EXERCISE DETAILS => Find the word "così" in the listing; pull out each line holding it.

-------------------------

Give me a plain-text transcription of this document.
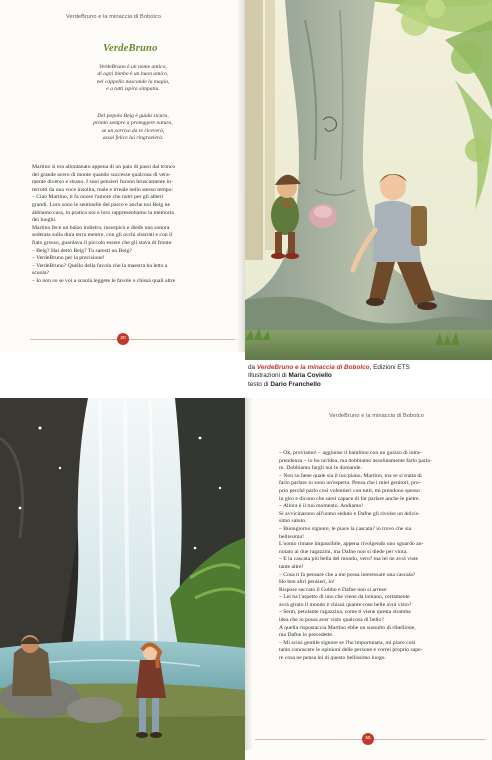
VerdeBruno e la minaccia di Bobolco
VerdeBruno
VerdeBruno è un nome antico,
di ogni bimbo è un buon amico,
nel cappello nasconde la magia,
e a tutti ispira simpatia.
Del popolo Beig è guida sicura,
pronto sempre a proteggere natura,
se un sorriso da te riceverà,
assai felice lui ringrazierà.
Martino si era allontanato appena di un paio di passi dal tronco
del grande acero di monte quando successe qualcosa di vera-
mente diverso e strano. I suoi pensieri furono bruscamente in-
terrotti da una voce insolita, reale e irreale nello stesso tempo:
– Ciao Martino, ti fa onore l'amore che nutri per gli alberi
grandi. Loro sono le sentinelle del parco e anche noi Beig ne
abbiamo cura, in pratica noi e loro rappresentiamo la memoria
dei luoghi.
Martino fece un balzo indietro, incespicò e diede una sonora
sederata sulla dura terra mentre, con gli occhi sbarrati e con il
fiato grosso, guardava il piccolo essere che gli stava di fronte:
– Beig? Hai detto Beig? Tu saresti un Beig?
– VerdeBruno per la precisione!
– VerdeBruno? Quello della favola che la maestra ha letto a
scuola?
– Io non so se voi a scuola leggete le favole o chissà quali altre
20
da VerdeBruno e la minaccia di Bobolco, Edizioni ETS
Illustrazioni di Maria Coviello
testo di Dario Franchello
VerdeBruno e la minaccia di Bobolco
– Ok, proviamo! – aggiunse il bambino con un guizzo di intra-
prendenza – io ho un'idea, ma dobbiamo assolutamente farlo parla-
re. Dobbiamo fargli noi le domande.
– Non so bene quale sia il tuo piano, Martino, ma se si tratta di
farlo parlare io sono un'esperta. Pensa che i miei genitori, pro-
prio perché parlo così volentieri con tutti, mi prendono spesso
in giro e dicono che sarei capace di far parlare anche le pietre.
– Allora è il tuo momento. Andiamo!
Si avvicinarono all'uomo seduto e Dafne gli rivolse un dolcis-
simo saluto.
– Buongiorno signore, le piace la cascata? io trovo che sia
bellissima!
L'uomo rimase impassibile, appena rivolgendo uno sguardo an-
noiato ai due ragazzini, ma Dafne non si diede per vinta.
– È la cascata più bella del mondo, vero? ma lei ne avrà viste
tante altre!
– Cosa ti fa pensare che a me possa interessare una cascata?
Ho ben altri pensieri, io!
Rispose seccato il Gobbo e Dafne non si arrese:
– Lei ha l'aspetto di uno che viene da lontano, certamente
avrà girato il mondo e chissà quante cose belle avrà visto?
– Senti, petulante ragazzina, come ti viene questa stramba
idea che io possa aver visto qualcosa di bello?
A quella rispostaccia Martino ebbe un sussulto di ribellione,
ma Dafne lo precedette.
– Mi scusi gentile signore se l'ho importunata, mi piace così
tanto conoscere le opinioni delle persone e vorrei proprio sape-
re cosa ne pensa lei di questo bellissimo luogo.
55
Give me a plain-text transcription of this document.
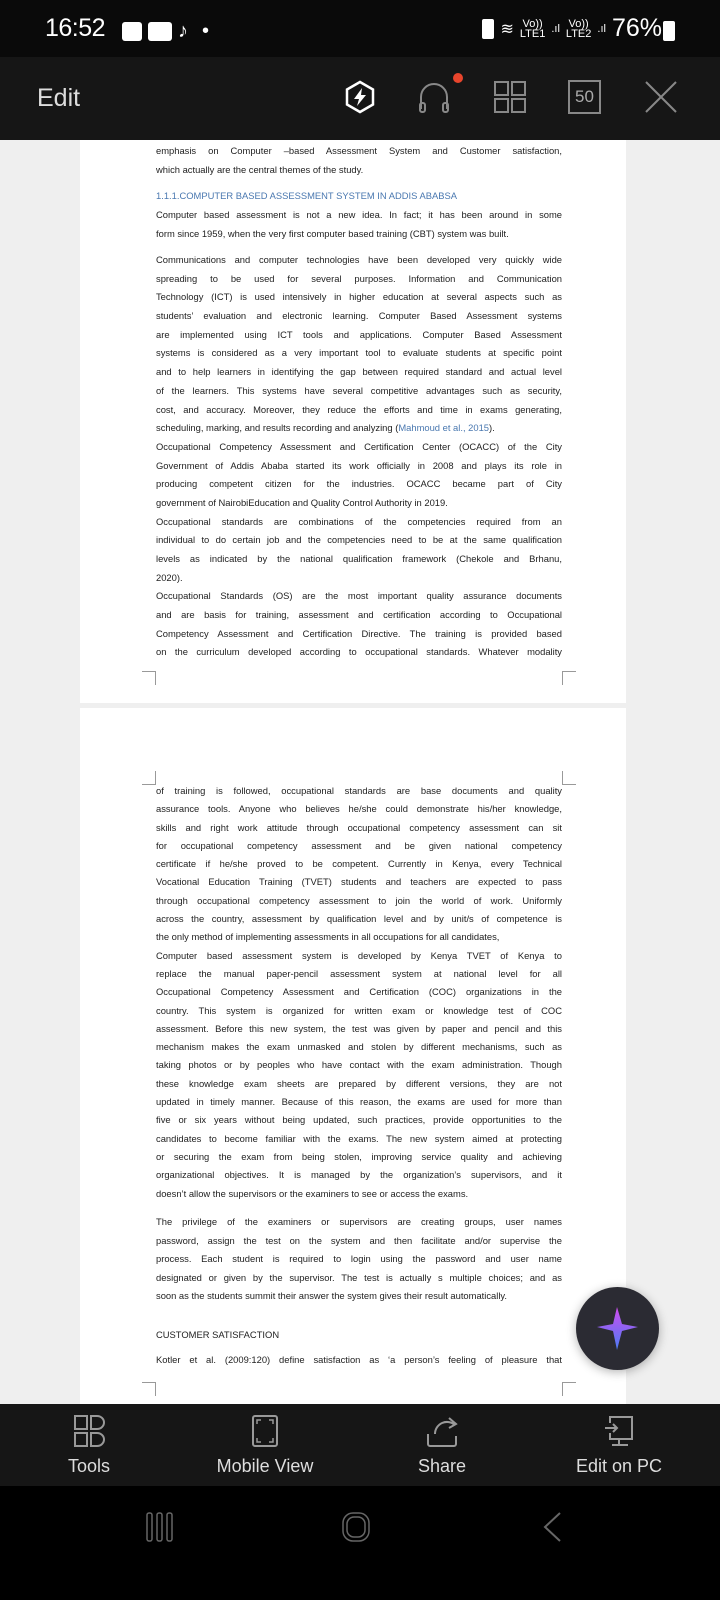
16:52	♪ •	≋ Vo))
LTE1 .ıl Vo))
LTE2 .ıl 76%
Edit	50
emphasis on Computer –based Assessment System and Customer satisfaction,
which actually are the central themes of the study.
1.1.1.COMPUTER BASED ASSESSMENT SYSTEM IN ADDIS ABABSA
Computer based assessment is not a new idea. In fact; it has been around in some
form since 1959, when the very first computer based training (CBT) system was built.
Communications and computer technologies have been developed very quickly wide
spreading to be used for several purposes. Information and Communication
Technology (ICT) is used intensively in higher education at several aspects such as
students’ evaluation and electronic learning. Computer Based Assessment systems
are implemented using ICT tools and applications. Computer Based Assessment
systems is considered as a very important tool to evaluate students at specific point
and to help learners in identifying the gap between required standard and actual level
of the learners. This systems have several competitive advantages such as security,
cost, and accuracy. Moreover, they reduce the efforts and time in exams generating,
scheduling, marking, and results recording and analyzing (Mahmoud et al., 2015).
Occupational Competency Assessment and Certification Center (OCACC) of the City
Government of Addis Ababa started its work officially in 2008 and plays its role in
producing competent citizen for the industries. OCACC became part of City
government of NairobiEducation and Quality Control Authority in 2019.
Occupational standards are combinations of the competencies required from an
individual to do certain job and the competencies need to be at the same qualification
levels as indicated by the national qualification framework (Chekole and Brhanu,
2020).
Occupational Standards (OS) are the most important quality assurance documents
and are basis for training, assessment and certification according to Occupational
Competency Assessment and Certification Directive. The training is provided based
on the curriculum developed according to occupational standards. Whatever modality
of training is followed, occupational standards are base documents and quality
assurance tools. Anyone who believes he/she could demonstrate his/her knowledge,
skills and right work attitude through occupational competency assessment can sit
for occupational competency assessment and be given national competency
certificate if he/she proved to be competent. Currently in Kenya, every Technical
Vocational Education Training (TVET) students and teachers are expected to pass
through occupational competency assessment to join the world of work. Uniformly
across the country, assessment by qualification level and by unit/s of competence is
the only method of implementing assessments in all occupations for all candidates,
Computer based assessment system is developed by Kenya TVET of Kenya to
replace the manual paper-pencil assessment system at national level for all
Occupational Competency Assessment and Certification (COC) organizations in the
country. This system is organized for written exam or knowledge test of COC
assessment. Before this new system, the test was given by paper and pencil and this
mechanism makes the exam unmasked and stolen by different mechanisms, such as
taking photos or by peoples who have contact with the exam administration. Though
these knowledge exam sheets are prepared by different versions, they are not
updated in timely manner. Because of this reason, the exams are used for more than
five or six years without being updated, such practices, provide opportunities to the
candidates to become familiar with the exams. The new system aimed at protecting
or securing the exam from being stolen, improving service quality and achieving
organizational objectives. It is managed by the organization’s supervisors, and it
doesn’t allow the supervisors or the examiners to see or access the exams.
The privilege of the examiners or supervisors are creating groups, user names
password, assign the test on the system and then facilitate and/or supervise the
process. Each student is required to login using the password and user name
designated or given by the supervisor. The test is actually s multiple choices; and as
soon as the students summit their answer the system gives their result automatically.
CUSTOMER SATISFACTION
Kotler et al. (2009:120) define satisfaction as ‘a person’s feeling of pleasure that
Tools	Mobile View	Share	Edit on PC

-------------------------

CORRECT ANSWER =>
prio perché parlo così volentieri con tutti, mi prendono spesso
– Mi scusi gentile signore se l'ho importunata, mi piace così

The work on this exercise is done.